- What is required
All of the records below need to be copied exactly.
::: Record list
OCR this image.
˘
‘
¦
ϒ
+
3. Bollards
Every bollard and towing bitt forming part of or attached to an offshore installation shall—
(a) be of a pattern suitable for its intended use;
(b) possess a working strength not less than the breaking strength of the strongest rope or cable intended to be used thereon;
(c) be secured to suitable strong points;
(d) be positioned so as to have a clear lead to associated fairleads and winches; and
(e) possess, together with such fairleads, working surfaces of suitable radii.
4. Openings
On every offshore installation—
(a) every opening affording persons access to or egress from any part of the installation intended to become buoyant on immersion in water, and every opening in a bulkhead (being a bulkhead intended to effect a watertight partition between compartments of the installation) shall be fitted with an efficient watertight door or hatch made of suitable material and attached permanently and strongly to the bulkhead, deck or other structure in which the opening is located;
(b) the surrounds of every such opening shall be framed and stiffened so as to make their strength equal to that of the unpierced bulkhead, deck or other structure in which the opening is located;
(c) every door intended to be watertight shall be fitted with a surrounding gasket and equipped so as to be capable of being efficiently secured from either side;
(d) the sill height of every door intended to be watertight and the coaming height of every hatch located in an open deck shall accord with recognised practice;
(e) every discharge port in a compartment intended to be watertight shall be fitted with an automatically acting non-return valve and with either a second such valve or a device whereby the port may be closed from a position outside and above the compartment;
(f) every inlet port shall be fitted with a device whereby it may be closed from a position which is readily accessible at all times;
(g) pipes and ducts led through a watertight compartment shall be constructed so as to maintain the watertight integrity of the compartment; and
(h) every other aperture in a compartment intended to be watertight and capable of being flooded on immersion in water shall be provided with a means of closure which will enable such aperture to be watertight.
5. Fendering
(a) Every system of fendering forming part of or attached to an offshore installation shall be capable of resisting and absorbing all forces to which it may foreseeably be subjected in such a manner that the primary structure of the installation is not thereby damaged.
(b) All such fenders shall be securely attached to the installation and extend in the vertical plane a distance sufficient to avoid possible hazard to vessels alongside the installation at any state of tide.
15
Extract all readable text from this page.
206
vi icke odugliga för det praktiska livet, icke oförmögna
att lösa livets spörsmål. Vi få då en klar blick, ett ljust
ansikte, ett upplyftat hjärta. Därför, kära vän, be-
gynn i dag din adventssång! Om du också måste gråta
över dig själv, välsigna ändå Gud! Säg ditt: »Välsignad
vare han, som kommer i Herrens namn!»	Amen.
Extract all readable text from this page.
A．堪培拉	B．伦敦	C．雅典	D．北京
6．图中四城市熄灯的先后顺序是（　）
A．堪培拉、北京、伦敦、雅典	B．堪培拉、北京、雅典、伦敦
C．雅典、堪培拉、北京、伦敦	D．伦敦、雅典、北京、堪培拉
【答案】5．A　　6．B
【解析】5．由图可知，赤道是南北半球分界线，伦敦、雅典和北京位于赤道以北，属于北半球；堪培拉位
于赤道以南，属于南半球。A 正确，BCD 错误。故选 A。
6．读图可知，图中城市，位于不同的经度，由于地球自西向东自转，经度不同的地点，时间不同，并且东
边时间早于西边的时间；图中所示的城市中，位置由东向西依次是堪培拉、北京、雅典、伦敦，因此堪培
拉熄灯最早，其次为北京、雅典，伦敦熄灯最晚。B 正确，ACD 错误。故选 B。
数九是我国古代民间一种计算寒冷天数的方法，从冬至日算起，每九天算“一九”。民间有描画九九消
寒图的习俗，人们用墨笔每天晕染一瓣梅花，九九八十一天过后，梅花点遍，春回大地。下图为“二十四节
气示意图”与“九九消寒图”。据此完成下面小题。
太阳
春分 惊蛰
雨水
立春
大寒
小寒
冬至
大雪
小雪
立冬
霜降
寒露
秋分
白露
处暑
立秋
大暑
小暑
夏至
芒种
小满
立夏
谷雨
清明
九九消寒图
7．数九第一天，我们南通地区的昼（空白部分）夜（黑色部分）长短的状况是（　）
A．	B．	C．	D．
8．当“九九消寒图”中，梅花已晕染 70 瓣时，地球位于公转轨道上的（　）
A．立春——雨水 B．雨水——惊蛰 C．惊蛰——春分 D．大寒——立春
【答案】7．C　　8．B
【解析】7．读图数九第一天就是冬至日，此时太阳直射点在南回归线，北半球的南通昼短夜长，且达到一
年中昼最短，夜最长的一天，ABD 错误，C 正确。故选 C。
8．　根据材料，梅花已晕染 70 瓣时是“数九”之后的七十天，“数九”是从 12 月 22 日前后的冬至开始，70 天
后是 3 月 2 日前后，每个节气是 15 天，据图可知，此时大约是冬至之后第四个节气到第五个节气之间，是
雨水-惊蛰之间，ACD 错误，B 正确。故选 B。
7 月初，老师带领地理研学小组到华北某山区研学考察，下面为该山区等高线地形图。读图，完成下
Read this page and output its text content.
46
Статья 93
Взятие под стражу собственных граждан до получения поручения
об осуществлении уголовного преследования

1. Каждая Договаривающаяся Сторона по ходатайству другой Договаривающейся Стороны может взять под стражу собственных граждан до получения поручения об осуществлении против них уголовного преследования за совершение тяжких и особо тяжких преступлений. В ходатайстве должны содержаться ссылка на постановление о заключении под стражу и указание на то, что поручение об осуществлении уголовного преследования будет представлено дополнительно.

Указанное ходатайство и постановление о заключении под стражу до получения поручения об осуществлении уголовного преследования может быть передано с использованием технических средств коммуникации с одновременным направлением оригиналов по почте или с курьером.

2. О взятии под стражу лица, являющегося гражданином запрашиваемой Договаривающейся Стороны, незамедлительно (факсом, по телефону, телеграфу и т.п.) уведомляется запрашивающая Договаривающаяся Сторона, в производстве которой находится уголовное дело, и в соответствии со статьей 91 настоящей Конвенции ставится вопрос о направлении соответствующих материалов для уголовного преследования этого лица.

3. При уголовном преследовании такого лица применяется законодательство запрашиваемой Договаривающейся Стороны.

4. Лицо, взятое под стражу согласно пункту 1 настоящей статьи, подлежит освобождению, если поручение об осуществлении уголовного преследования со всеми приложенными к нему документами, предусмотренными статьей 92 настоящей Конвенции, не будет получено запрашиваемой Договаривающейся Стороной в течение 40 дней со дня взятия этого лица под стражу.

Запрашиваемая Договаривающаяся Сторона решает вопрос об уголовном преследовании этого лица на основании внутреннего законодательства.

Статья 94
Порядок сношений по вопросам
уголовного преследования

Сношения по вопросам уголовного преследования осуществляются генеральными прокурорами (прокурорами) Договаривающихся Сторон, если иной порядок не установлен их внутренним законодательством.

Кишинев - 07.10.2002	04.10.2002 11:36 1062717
::::::
- Task response
OCR this image.
˘
‘
¦
ϒ
+
3. Bollards
Every bollard and towing bitt forming part of or attached to an offshore installation shall—
(a) be of a pattern suitable for its intended use;
(b) possess a working strength not less than the breaking strength of the strongest rope or cable intended to be used thereon;
(c) be secured to suitable strong points;
(d) be positioned so as to have a clear lead to associated fairleads and winches; and
(e) possess, together with such fairleads, working surfaces of suitable radii.
4. Openings
On every offshore installation—
(a) every opening affording persons access to or egress from any part of the installation intended to become buoyant on immersion in water, and every opening in a bulkhead (being a bulkhead intended to effect a watertight partition between compartments of the installation) shall be fitted with an efficient watertight door or hatch made of suitable material and attached permanently and strongly to the bulkhead, deck or other structure in which the opening is located;
(b) the surrounds of every such opening shall be framed and stiffened so as to make their strength equal to that of the unpierced bulkhead, deck or other structure in which the opening is located;
(c) every door intended to be watertight shall be fitted with a surrounding gasket and equipped so as to be capable of being efficiently secured from either side;
(d) the sill height of every door intended to be watertight and the coaming height of every hatch located in an open deck shall accord with recognised practice;
(e) every discharge port in a compartment intended to be watertight shall be fitted with an automatically acting non-return valve and with either a second such valve or a device whereby the port may be closed from a position outside and above the compartment;
(f) every inlet port shall be fitted with a device whereby it may be closed from a position which is readily accessible at all times;
(g) pipes and ducts led through a watertight compartment shall be constructed so as to maintain the watertight integrity of the compartment; and
(h) every other aperture in a compartment intended to be watertight and capable of being flooded on immersion in water shall be provided with a means of closure which will enable such aperture to be watertight.
5. Fendering
(a) Every system of fendering forming part of or attached to an offshore installation shall be capable of resisting and absorbing all forces to which it may foreseeably be subjected in such a manner that the primary structure of the installation is not thereby damaged.
(b) All such fenders shall be securely attached to the installation and extend in the vertical plane a distance sufficient to avoid possible hazard to vessels alongside the installation at any state of tide.
15
Extract all readable text from this page.
206
vi icke odugliga för det praktiska livet, icke oförmögna
att lösa livets spörsmål. Vi få då en klar blick, ett ljust
ansikte, ett upplyftat hjärta. Därför, kära vän, be-
gynn i dag din adventssång! Om du också måste gråta
över dig själv, välsigna ändå Gud! Säg ditt: »Välsignad
vare han, som kommer i Herrens namn!»	Amen.
Extract all readable text from this page.
A．堪培拉	B．伦敦	C．雅典	D．北京
6．图中四城市熄灯的先后顺序是（　）
A．堪培拉、北京、伦敦、雅典	B．堪培拉、北京、雅典、伦敦
C．雅典、堪培拉、北京、伦敦	D．伦敦、雅典、北京、堪培拉
【答案】5．A　　6．B
【解析】5．由图可知，赤道是南北半球分界线，伦敦、雅典和北京位于赤道以北，属于北半球；堪培拉位
于赤道以南，属于南半球。A 正确，BCD 错误。故选 A。
6．读图可知，图中城市，位于不同的经度，由于地球自西向东自转，经度不同的地点，时间不同，并且东
边时间早于西边的时间；图中所示的城市中，位置由东向西依次是堪培拉、北京、雅典、伦敦，因此堪培
拉熄灯最早，其次为北京、雅典，伦敦熄灯最晚。B 正确，ACD 错误。故选 B。
数九是我国古代民间一种计算寒冷天数的方法，从冬至日算起，每九天算“一九”。民间有描画九九消
寒图的习俗，人们用墨笔每天晕染一瓣梅花，九九八十一天过后，梅花点遍，春回大地。下图为“二十四节
气示意图”与“九九消寒图”。据此完成下面小题。
太阳
春分 惊蛰
雨水
立春
大寒
小寒
冬至
大雪
小雪
立冬
霜降
寒露
秋分
白露
处暑
立秋
大暑
小暑
夏至
芒种
小满
立夏
谷雨
清明
九九消寒图
7．数九第一天，我们南通地区的昼（空白部分）夜（黑色部分）长短的状况是（　）
A．	B．	C．	D．
8．当“九九消寒图”中，梅花已晕染 70 瓣时，地球位于公转轨道上的（　）
A．立春——雨水 B．雨水——惊蛰 C．惊蛰——春分 D．大寒——立春
【答案】7．C　　8．B
【解析】7．读图数九第一天就是冬至日，此时太阳直射点在南回归线，北半球的南通昼短夜长，且达到一
年中昼最短，夜最长的一天，ABD 错误，C 正确。故选 C。
8．　根据材料，梅花已晕染 70 瓣时是“数九”之后的七十天，“数九”是从 12 月 22 日前后的冬至开始，70 天
后是 3 月 2 日前后，每个节气是 15 天，据图可知，此时大约是冬至之后第四个节气到第五个节气之间，是
雨水-惊蛰之间，ACD 错误，B 正确。故选 B。
7 月初，老师带领地理研学小组到华北某山区研学考察，下面为该山区等高线地形图。读图，完成下
Read this page and output its text content.
46
Статья 93
Взятие под стражу собственных граждан до получения поручения
об осуществлении уголовного преследования

1. Каждая Договаривающаяся Сторона по ходатайству другой Договаривающейся Стороны может взять под стражу собственных граждан до получения поручения об осуществлении против них уголовного преследования за совершение тяжких и особо тяжких преступлений. В ходатайстве должны содержаться ссылка на постановление о заключении под стражу и указание на то, что поручение об осуществлении уголовного преследования будет представлено дополнительно.

Указанное ходатайство и постановление о заключении под стражу до получения поручения об осуществлении уголовного преследования может быть передано с использованием технических средств коммуникации с одновременным направлением оригиналов по почте или с курьером.

2. О взятии под стражу лица, являющегося гражданином запрашиваемой Договаривающейся Стороны, незамедлительно (факсом, по телефону, телеграфу и т.п.) уведомляется запрашивающая Договаривающаяся Сторона, в производстве которой находится уголовное дело, и в соответствии со статьей 91 настоящей Конвенции ставится вопрос о направлении соответствующих материалов для уголовного преследования этого лица.

3. При уголовном преследовании такого лица применяется законодательство запрашиваемой Договаривающейся Стороны.

4. Лицо, взятое под стражу согласно пункту 1 настоящей статьи, подлежит освобождению, если поручение об осуществлении уголовного преследования со всеми приложенными к нему документами, предусмотренными статьей 92 настоящей Конвенции, не будет получено запрашиваемой Договаривающейся Стороной в течение 40 дней со дня взятия этого лица под стражу.

Запрашиваемая Договаривающаяся Сторона решает вопрос об уголовном преследовании этого лица на основании внутреннего законодательства.

Статья 94
Порядок сношений по вопросам
уголовного преследования

Сношения по вопросам уголовного преследования осуществляются генеральными прокурорами (прокурорами) Договаривающихся Сторон, если иной порядок не установлен их внутренним законодательством.

Кишинев - 07.10.2002	04.10.2002 11:36 1062717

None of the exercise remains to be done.